Return the entries below in their exact form, leaving the pictures out.

(Figure collection entries)
*****
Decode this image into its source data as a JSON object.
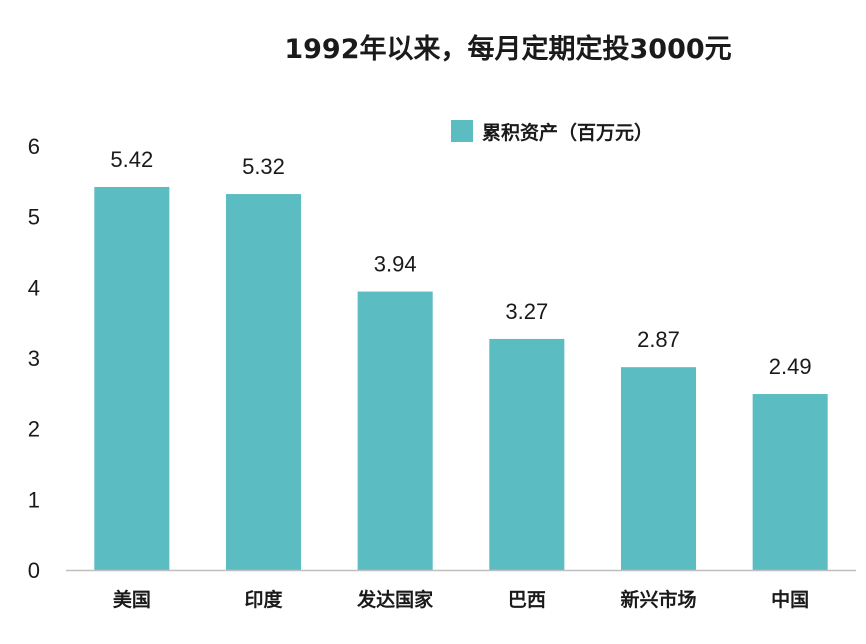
{
  "chart_data": {
    "type": "bar",
    "title": "1992年以来，每月定期定投3000元",
    "categories": [
      "美国",
      "印度",
      "发达国家",
      "巴西",
      "新兴市场",
      "中国"
    ],
    "series": [
      {
        "name": "累积资产（百万元）",
        "values": [
          5.42,
          5.32,
          3.94,
          3.27,
          2.87,
          2.49
        ]
      }
    ],
    "data_labels": [
      "5.42",
      "5.32",
      "3.94",
      "3.27",
      "2.87",
      "2.49"
    ],
    "y_ticks": [
      "0",
      "1",
      "2",
      "3",
      "4",
      "5",
      "6"
    ],
    "ylim": [
      0,
      6
    ],
    "grid": false,
    "legend_position": "top-right",
    "colors": {
      "bar": "#5bbcc2",
      "axis": "#bfbfbf"
    }
  }
}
*****
• SOLUTION BELOW:
Decode this image into its source data as a JSON object.
{
  "chart_data": {
    "type": "bar",
    "title": "1992年以来，每月定期定投3000元",
    "categories": [
      "美国",
      "印度",
      "发达国家",
      "巴西",
      "新兴市场",
      "中国"
    ],
    "series": [
      {
        "name": "累积资产（百万元）",
        "values": [
          5.42,
          5.32,
          3.94,
          3.27,
          2.87,
          2.49
        ]
      }
    ],
    "data_labels": [
      "5.42",
      "5.32",
      "3.94",
      "3.27",
      "2.87",
      "2.49"
    ],
    "y_ticks": [
      "0",
      "1",
      "2",
      "3",
      "4",
      "5",
      "6"
    ],
    "ylim": [
      0,
      6
    ],
    "grid": false,
    "legend_position": "top-right",
    "colors": {
      "bar": "#5bbcc2",
      "axis": "#bfbfbf"
    }
  }
}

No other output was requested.